*SET TASK*.
For the listing below, give the count of lines containing the string "Polymer" and nothing else.

*PROVIDED RECORDS*.

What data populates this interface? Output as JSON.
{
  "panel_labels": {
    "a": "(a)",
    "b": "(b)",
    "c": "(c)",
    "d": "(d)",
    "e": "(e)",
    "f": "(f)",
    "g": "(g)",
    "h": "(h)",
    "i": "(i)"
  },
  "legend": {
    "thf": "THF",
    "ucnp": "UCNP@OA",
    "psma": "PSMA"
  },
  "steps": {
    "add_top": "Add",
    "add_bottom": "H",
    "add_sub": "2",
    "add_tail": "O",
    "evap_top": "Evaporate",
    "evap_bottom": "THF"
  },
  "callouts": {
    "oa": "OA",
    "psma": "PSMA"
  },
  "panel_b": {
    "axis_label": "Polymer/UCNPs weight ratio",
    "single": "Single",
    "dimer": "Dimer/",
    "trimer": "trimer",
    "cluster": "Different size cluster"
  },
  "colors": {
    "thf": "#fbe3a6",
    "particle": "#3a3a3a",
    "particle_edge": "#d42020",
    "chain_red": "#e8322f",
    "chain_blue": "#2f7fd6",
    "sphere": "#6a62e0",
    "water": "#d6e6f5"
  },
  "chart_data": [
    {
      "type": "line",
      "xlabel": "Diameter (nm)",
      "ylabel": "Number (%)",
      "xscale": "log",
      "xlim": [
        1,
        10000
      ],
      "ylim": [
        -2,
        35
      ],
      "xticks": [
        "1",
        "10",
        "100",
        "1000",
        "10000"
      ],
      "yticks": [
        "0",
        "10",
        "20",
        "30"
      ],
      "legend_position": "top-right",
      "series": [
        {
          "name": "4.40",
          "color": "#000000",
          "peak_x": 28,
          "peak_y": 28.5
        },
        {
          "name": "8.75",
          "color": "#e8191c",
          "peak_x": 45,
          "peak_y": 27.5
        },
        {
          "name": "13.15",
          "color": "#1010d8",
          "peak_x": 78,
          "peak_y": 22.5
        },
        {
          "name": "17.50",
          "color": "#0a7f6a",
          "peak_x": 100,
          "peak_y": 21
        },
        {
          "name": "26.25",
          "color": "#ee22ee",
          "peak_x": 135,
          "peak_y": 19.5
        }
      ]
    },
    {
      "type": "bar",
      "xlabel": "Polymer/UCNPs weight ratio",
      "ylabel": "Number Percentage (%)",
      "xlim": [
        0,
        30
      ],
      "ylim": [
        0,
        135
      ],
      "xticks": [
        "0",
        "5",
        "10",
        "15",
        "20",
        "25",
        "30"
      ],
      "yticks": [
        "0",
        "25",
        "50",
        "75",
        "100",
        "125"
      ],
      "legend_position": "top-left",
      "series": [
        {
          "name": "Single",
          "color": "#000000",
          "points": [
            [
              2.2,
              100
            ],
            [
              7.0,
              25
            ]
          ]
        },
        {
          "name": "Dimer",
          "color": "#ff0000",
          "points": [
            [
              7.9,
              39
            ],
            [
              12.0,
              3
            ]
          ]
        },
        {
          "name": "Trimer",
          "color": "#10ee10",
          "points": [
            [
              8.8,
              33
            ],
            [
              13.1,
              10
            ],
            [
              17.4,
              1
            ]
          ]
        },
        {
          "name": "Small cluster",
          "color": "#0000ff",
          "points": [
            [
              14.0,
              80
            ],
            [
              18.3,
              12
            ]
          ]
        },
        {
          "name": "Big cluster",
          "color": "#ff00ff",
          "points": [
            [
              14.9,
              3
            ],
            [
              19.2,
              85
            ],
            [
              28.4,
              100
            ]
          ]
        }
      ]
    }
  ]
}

*EXERCISE ANSWER*.
2